[begin Exercise data]
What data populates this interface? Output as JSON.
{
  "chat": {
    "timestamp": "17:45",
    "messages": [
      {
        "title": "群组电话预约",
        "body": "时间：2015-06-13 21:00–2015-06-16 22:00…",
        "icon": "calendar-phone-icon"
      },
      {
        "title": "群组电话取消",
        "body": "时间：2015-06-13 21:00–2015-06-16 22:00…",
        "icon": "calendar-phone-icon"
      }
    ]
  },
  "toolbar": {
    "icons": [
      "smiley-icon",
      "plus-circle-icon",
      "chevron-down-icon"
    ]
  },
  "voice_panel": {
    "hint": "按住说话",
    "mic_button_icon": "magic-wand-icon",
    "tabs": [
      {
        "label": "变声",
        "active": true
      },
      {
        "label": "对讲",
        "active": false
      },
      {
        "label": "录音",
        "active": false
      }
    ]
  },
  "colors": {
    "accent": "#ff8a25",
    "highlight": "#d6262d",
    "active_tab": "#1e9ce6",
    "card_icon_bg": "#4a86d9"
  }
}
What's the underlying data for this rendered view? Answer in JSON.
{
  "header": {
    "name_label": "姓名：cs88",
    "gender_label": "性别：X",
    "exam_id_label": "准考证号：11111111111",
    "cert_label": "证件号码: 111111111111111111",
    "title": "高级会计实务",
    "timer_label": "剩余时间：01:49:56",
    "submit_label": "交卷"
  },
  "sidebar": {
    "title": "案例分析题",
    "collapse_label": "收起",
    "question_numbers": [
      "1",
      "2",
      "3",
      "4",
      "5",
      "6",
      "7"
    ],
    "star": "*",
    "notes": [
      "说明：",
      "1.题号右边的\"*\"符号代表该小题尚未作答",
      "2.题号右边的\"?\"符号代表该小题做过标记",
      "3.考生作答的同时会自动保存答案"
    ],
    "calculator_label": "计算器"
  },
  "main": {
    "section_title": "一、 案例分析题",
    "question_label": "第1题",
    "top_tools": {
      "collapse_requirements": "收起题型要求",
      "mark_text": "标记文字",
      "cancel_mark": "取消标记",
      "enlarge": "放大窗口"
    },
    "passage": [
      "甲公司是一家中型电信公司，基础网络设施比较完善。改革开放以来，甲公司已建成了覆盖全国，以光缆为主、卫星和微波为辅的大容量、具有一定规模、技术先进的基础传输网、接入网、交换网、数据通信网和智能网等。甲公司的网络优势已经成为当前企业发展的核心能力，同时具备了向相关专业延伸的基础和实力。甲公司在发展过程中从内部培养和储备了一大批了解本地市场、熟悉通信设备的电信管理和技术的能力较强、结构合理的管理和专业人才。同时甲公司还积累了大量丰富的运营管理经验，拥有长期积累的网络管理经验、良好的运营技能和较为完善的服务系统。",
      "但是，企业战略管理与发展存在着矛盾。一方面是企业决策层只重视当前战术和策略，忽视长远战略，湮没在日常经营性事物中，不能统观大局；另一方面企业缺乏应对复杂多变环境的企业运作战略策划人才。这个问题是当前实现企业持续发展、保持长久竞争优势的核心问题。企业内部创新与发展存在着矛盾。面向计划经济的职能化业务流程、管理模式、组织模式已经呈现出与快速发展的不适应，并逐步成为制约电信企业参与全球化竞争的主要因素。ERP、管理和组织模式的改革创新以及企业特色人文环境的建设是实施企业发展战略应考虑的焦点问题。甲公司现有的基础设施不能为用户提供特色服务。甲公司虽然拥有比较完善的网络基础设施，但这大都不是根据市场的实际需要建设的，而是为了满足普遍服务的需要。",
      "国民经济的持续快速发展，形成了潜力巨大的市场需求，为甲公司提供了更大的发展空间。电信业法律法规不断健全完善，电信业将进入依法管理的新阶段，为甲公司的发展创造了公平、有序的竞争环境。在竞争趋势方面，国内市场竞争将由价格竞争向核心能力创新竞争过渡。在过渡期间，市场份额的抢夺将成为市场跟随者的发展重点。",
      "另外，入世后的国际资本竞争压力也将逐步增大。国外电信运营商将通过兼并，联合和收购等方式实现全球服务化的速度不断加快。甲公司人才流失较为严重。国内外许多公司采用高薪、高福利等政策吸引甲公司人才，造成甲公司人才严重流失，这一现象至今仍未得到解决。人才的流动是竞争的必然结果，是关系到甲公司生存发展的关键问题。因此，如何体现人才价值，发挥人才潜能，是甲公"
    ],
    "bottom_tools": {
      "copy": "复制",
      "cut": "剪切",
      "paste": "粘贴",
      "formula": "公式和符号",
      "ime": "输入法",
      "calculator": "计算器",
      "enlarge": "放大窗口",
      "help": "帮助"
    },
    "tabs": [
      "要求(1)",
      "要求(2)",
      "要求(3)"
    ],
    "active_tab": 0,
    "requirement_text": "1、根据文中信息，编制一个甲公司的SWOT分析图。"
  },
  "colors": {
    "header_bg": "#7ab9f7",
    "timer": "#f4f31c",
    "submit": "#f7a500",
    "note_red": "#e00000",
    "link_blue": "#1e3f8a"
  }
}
[end Exercise data]
Without leaving anything out, quote all the data.

What data populates this interface? Output as JSON.
{
  "chat": {
    "timestamp": "17:45",
    "messages": [
      {
        "title": "群组电话预约",
        "body": "时间：2015-06-13 21:00–2015-06-16 22:00…",
        "icon": "calendar-phone-icon"
      },
      {
        "title": "群组电话取消",
        "body": "时间：2015-06-13 21:00–2015-06-16 22:00…",
        "icon": "calendar-phone-icon"
      }
    ]
  },
  "toolbar": {
    "icons": [
      "smiley-icon",
      "plus-circle-icon",
      "chevron-down-icon"
    ]
  },
  "voice_panel": {
    "hint": "按住说话",
    "mic_button_icon": "magic-wand-icon",
    "tabs": [
      {
        "label": "变声",
        "active": true
      },
      {
        "label": "对讲",
        "active": false
      },
      {
        "label": "录音",
        "active": false
      }
    ]
  },
  "colors": {
    "accent": "#ff8a25",
    "highlight": "#d6262d",
    "active_tab": "#1e9ce6",
    "card_icon_bg": "#4a86d9"
  }
}
What's the underlying data for this rendered view? Answer in JSON.
{
  "header": {
    "name_label": "姓名：cs88",
    "gender_label": "性别：X",
    "exam_id_label": "准考证号：11111111111",
    "cert_label": "证件号码: 111111111111111111",
    "title": "高级会计实务",
    "timer_label": "剩余时间：01:49:56",
    "submit_label": "交卷"
  },
  "sidebar": {
    "title": "案例分析题",
    "collapse_label": "收起",
    "question_numbers": [
      "1",
      "2",
      "3",
      "4",
      "5",
      "6",
      "7"
    ],
    "star": "*",
    "notes": [
      "说明：",
      "1.题号右边的\"*\"符号代表该小题尚未作答",
      "2.题号右边的\"?\"符号代表该小题做过标记",
      "3.考生作答的同时会自动保存答案"
    ],
    "calculator_label": "计算器"
  },
  "main": {
    "section_title": "一、 案例分析题",
    "question_label": "第1题",
    "top_tools": {
      "collapse_requirements": "收起题型要求",
      "mark_text": "标记文字",
      "cancel_mark": "取消标记",
      "enlarge": "放大窗口"
    },
    "passage": [
      "甲公司是一家中型电信公司，基础网络设施比较完善。改革开放以来，甲公司已建成了覆盖全国，以光缆为主、卫星和微波为辅的大容量、具有一定规模、技术先进的基础传输网、接入网、交换网、数据通信网和智能网等。甲公司的网络优势已经成为当前企业发展的核心能力，同时具备了向相关专业延伸的基础和实力。甲公司在发展过程中从内部培养和储备了一大批了解本地市场、熟悉通信设备的电信管理和技术的能力较强、结构合理的管理和专业人才。同时甲公司还积累了大量丰富的运营管理经验，拥有长期积累的网络管理经验、良好的运营技能和较为完善的服务系统。",
      "但是，企业战略管理与发展存在着矛盾。一方面是企业决策层只重视当前战术和策略，忽视长远战略，湮没在日常经营性事物中，不能统观大局；另一方面企业缺乏应对复杂多变环境的企业运作战略策划人才。这个问题是当前实现企业持续发展、保持长久竞争优势的核心问题。企业内部创新与发展存在着矛盾。面向计划经济的职能化业务流程、管理模式、组织模式已经呈现出与快速发展的不适应，并逐步成为制约电信企业参与全球化竞争的主要因素。ERP、管理和组织模式的改革创新以及企业特色人文环境的建设是实施企业发展战略应考虑的焦点问题。甲公司现有的基础设施不能为用户提供特色服务。甲公司虽然拥有比较完善的网络基础设施，但这大都不是根据市场的实际需要建设的，而是为了满足普遍服务的需要。",
      "国民经济的持续快速发展，形成了潜力巨大的市场需求，为甲公司提供了更大的发展空间。电信业法律法规不断健全完善，电信业将进入依法管理的新阶段，为甲公司的发展创造了公平、有序的竞争环境。在竞争趋势方面，国内市场竞争将由价格竞争向核心能力创新竞争过渡。在过渡期间，市场份额的抢夺将成为市场跟随者的发展重点。",
      "另外，入世后的国际资本竞争压力也将逐步增大。国外电信运营商将通过兼并，联合和收购等方式实现全球服务化的速度不断加快。甲公司人才流失较为严重。国内外许多公司采用高薪、高福利等政策吸引甲公司人才，造成甲公司人才严重流失，这一现象至今仍未得到解决。人才的流动是竞争的必然结果，是关系到甲公司生存发展的关键问题。因此，如何体现人才价值，发挥人才潜能，是甲公"
    ],
    "bottom_tools": {
      "copy": "复制",
      "cut": "剪切",
      "paste": "粘贴",
      "formula": "公式和符号",
      "ime": "输入法",
      "calculator": "计算器",
      "enlarge": "放大窗口",
      "help": "帮助"
    },
    "tabs": [
      "要求(1)",
      "要求(2)",
      "要求(3)"
    ],
    "active_tab": 0,
    "requirement_text": "1、根据文中信息，编制一个甲公司的SWOT分析图。"
  },
  "colors": {
    "header_bg": "#7ab9f7",
    "timer": "#f4f31c",
    "submit": "#f7a500",
    "note_red": "#e00000",
    "link_blue": "#1e3f8a"
  }
}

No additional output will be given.